All entries must be repeated exactly; do not include the pictures.

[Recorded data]
+ + + + +

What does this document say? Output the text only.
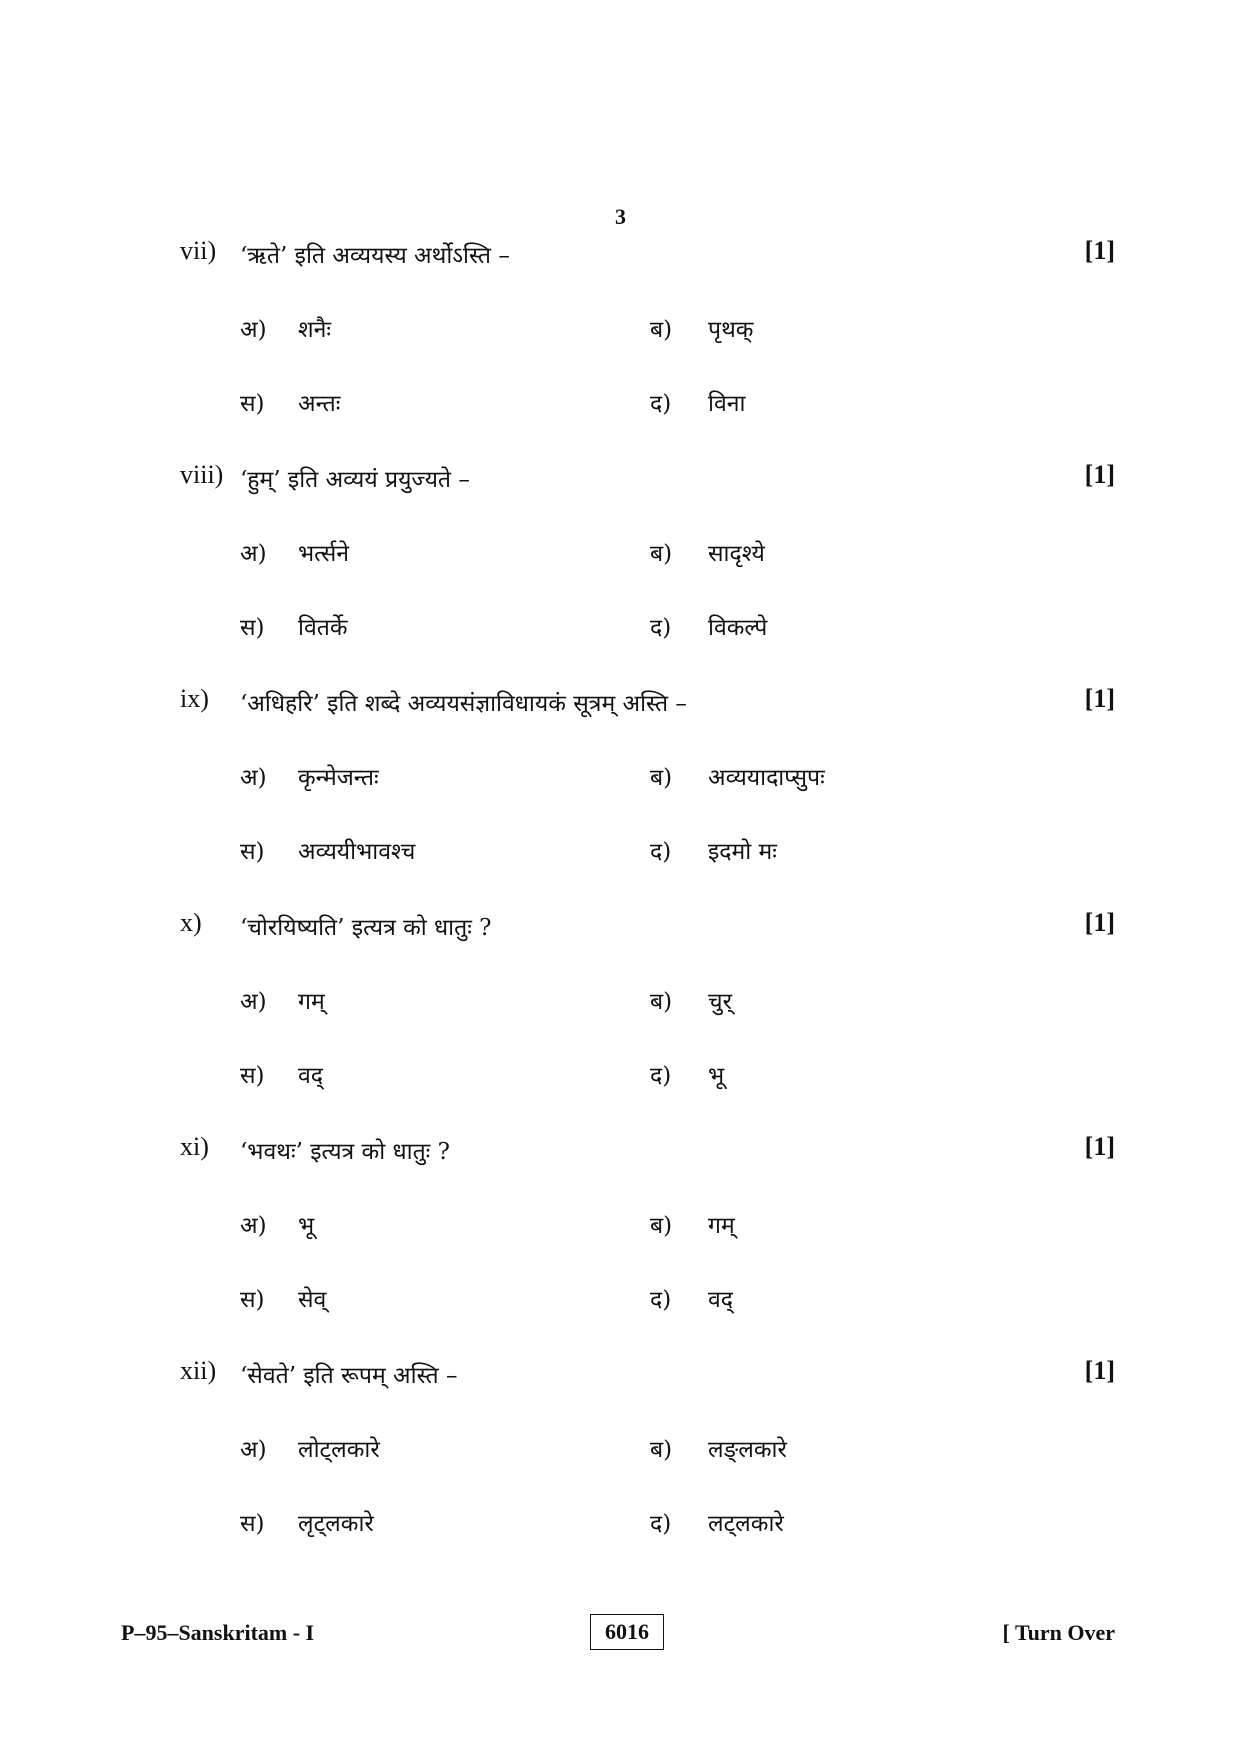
3
vii) ‘ऋते’ इति अव्ययस्य अर्थोऽस्ति –	[1]
अ) शनैः	ब) पृथक्
स) अन्तः	द) विना
viii) ‘हुम्’ इति अव्ययं प्रयुज्यते –	[1]
अ) भर्त्सने	ब) सादृश्ये
स) वितर्के	द) विकल्पे
ix) ‘अधिहरि’ इति शब्दे अव्ययसंज्ञाविधायकं सूत्रम् अस्ति –	[1]
अ) कृन्मेजन्तः	ब) अव्ययादाप्सुपः
स) अव्ययीभावश्च	द) इदमो मः
x) ‘चोरयिष्यति’ इत्यत्र को धातुः ?	[1]
अ) गम्	ब) चुर्
स) वद्	द) भू
xi) ‘भवथः’ इत्यत्र को धातुः ?	[1]
अ) भू	ब) गम्
स) सेव्	द) वद्
xii) ‘सेवते’ इति रूपम् अस्ति –	[1]
अ) लोट्लकारे	ब) लङ्लकारे
स) लृट्लकारे	द) लट्लकारे
P–95–Sanskritam - I	6016	[ Turn Over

+ + + + +

» **Finished exercise**
What does this document say? Output the text only.
3
vii) ‘ऋते’ इति अव्ययस्य अर्थोऽस्ति –	[1]
अ) शनैः	ब) पृथक्
स) अन्तः	द) विना
viii) ‘हुम्’ इति अव्ययं प्रयुज्यते –	[1]
अ) भर्त्सने	ब) सादृश्ये
स) वितर्के	द) विकल्पे
ix) ‘अधिहरि’ इति शब्दे अव्ययसंज्ञाविधायकं सूत्रम् अस्ति –	[1]
अ) कृन्मेजन्तः	ब) अव्ययादाप्सुपः
स) अव्ययीभावश्च	द) इदमो मः
x) ‘चोरयिष्यति’ इत्यत्र को धातुः ?	[1]
अ) गम्	ब) चुर्
स) वद्	द) भू
xi) ‘भवथः’ इत्यत्र को धातुः ?	[1]
अ) भू	ब) गम्
स) सेव्	द) वद्
xii) ‘सेवते’ इति रूपम् अस्ति –	[1]
अ) लोट्लकारे	ब) लङ्लकारे
स) लृट्लकारे	द) लट्लकारे
P–95–Sanskritam - I	6016	[ Turn Over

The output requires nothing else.